Requirements ->
Reproduce all the entries exactly and keep the pictures out.

Stored records
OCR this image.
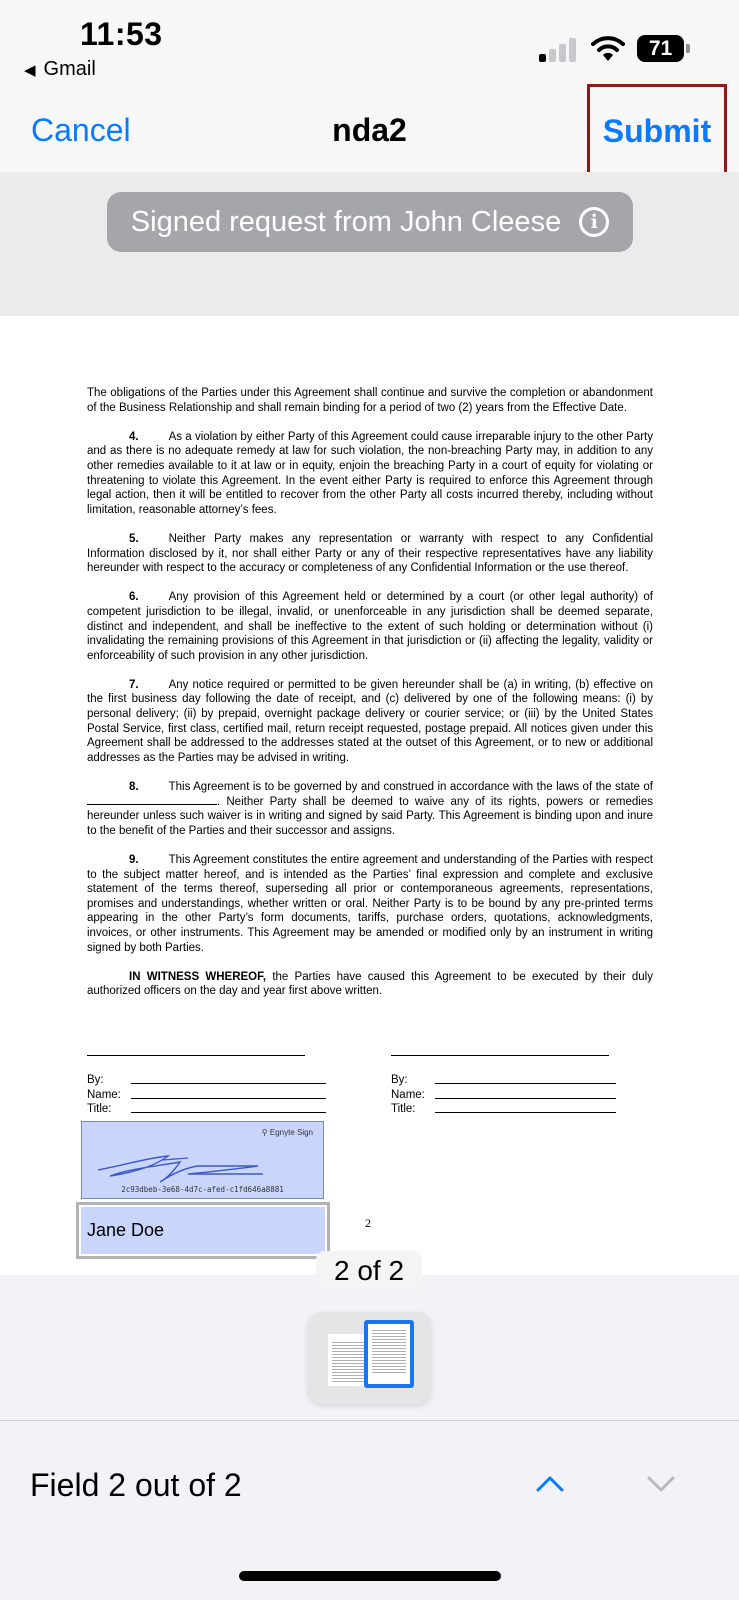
11:53
◀ Gmail
71
Cancel	nda2	Submit
Signed request from John Cleese	i

The obligations of the Parties under this Agreement shall continue and survive the completion or abandonment of the Business Relationship and shall remain binding for a period of two (2) years from the Effective Date.

4.	As a violation by either Party of this Agreement could cause irreparable injury to the other Party and as there is no adequate remedy at law for such violation, the non-breaching Party may, in addition to any other remedies available to it at law or in equity, enjoin the breaching Party in a court of equity for violating or threatening to violate this Agreement. In the event either Party is required to enforce this Agreement through legal action, then it will be entitled to recover from the other Party all costs incurred thereby, including without limitation, reasonable attorney’s fees.

5.	Neither Party makes any representation or warranty with respect to any Confidential Information disclosed by it, nor shall either Party or any of their respective representatives have any liability hereunder with respect to the accuracy or completeness of any Confidential Information or the use thereof.

6.	Any provision of this Agreement held or determined by a court (or other legal authority) of competent jurisdiction to be illegal, invalid, or unenforceable in any jurisdiction shall be deemed separate, distinct and independent, and shall be ineffective to the extent of such holding or determination without (i) invalidating the remaining provisions of this Agreement in that jurisdiction or (ii) affecting the legality, validity or enforceability of such provision in any other jurisdiction.

7.	Any notice required or permitted to be given hereunder shall be (a) in writing, (b) effective on the first business day following the date of receipt, and (c) delivered by one of the following means: (i) by personal delivery; (ii) by prepaid, overnight package delivery or courier service; or (iii) by the United States Postal Service, first class, certified mail, return receipt requested, postage prepaid. All notices given under this Agreement shall be addressed to the addresses stated at the outset of this Agreement, or to new or additional addresses as the Parties may be advised in writing.

8.	This Agreement is to be governed by and construed in accordance with the laws of the state of . Neither Party shall be deemed to waive any of its rights, powers or remedies hereunder unless such waiver is in writing and signed by said Party. This Agreement is binding upon and inure to the benefit of the Parties and their successor and assigns.

9.	This Agreement constitutes the entire agreement and understanding of the Parties with respect to the subject matter hereof, and is intended as the Parties’ final expression and complete and exclusive statement of the terms thereof, superseding all prior or contemporaneous agreements, representations, promises and understandings, whether written or oral. Neither Party is to be bound by any pre-printed terms appearing in the other Party’s form documents, tariffs, purchase orders, quotations, acknowledgments, invoices, or other instruments. This Agreement may be amended or modified only by an instrument in writing signed by both Parties.

IN WITNESS WHEREOF, the Parties have caused this Agreement to be executed by their duly authorized officers on the day and year first above written.

By:
Name:
Title:
By:
Name:
Title:
⚲ Egnyte Sign
2c93dbeb-3e68-4d7c-afed-c1fd646a8881
Jane Doe	2
2 of 2
Field 2 out of 2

Correct answer ->
OCR this image.
11:53
◀ Gmail
71
Cancel	nda2	Submit
Signed request from John Cleese	i

The obligations of the Parties under this Agreement shall continue and survive the completion or abandonment of the Business Relationship and shall remain binding for a period of two (2) years from the Effective Date.

4.	As a violation by either Party of this Agreement could cause irreparable injury to the other Party and as there is no adequate remedy at law for such violation, the non-breaching Party may, in addition to any other remedies available to it at law or in equity, enjoin the breaching Party in a court of equity for violating or threatening to violate this Agreement. In the event either Party is required to enforce this Agreement through legal action, then it will be entitled to recover from the other Party all costs incurred thereby, including without limitation, reasonable attorney’s fees.

5.	Neither Party makes any representation or warranty with respect to any Confidential Information disclosed by it, nor shall either Party or any of their respective representatives have any liability hereunder with respect to the accuracy or completeness of any Confidential Information or the use thereof.

6.	Any provision of this Agreement held or determined by a court (or other legal authority) of competent jurisdiction to be illegal, invalid, or unenforceable in any jurisdiction shall be deemed separate, distinct and independent, and shall be ineffective to the extent of such holding or determination without (i) invalidating the remaining provisions of this Agreement in that jurisdiction or (ii) affecting the legality, validity or enforceability of such provision in any other jurisdiction.

7.	Any notice required or permitted to be given hereunder shall be (a) in writing, (b) effective on the first business day following the date of receipt, and (c) delivered by one of the following means: (i) by personal delivery; (ii) by prepaid, overnight package delivery or courier service; or (iii) by the United States Postal Service, first class, certified mail, return receipt requested, postage prepaid. All notices given under this Agreement shall be addressed to the addresses stated at the outset of this Agreement, or to new or additional addresses as the Parties may be advised in writing.

8.	This Agreement is to be governed by and construed in accordance with the laws of the state of . Neither Party shall be deemed to waive any of its rights, powers or remedies hereunder unless such waiver is in writing and signed by said Party. This Agreement is binding upon and inure to the benefit of the Parties and their successor and assigns.

9.	This Agreement constitutes the entire agreement and understanding of the Parties with respect to the subject matter hereof, and is intended as the Parties’ final expression and complete and exclusive statement of the terms thereof, superseding all prior or contemporaneous agreements, representations, promises and understandings, whether written or oral. Neither Party is to be bound by any pre-printed terms appearing in the other Party’s form documents, tariffs, purchase orders, quotations, acknowledgments, invoices, or other instruments. This Agreement may be amended or modified only by an instrument in writing signed by both Parties.

IN WITNESS WHEREOF, the Parties have caused this Agreement to be executed by their duly authorized officers on the day and year first above written.

By:
Name:
Title:
By:
Name:
Title:
⚲ Egnyte Sign
2c93dbeb-3e68-4d7c-afed-c1fd646a8881
Jane Doe	2
2 of 2
Field 2 out of 2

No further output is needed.